◆ **Given records**
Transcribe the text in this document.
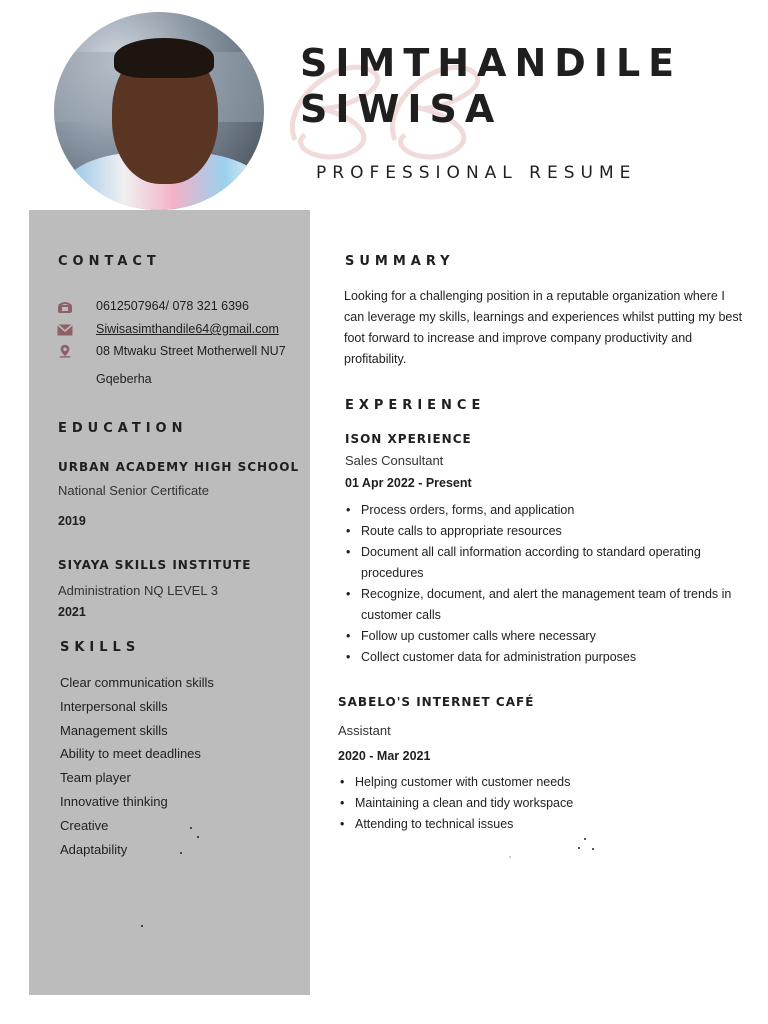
SIMTHANDILE
SIWISA

PROFESSIONAL RESUME

CONTACT
0612507964/ 078 321 6396
Siwisasimthandile64@gmail.com
08 Mtwaku Street Motherwell NU7
Gqeberha
EDUCATION
URBAN ACADEMY HIGH SCHOOL
National Senior Certificate
2019
SIYAYA SKILLS INSTITUTE
Administration NQ LEVEL 3
2021
SKILLS
Clear communication skills
Interpersonal skills
Management skills
Ability to meet deadlines
Team player
Innovative thinking
Creative
Adaptability
SUMMARY

Looking for a challenging position in a reputable organization where I can leverage my skills, learnings and experiences whilst putting my best foot forward to increase and improve company productivity and profitability.

EXPERIENCE
ISON XPERIENCE
Sales Consultant
01 Apr 2022 - Present
• Process orders, forms, and application
• Route calls to appropriate resources
• Document all call information according to standard operating procedures
• Recognize, document, and alert the management team of trends in customer calls
• Follow up customer calls where necessary
• Collect customer data for administration purposes
SABELO'S INTERNET CAFÉ
Assistant
2020 - Mar 2021
• Helping customer with customer needs
• Maintaining a clean and tidy workspace
• Attending to technical issues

◆ **To do**
Make an exact copy of the data, leaving its pictures out.

◆ **Written answer**
Transcribe the text in this document.
SIMTHANDILE
SIWISA

PROFESSIONAL RESUME

CONTACT
0612507964/ 078 321 6396
Siwisasimthandile64@gmail.com
08 Mtwaku Street Motherwell NU7
Gqeberha
EDUCATION
URBAN ACADEMY HIGH SCHOOL
National Senior Certificate
2019
SIYAYA SKILLS INSTITUTE
Administration NQ LEVEL 3
2021
SKILLS
Clear communication skills
Interpersonal skills
Management skills
Ability to meet deadlines
Team player
Innovative thinking
Creative
Adaptability
SUMMARY

Looking for a challenging position in a reputable organization where I can leverage my skills, learnings and experiences whilst putting my best foot forward to increase and improve company productivity and profitability.

EXPERIENCE
ISON XPERIENCE
Sales Consultant
01 Apr 2022 - Present
• Process orders, forms, and application
• Route calls to appropriate resources
• Document all call information according to standard operating procedures
• Recognize, document, and alert the management team of trends in customer calls
• Follow up customer calls where necessary
• Collect customer data for administration purposes
SABELO'S INTERNET CAFÉ
Assistant
2020 - Mar 2021
• Helping customer with customer needs
• Maintaining a clean and tidy workspace
• Attending to technical issues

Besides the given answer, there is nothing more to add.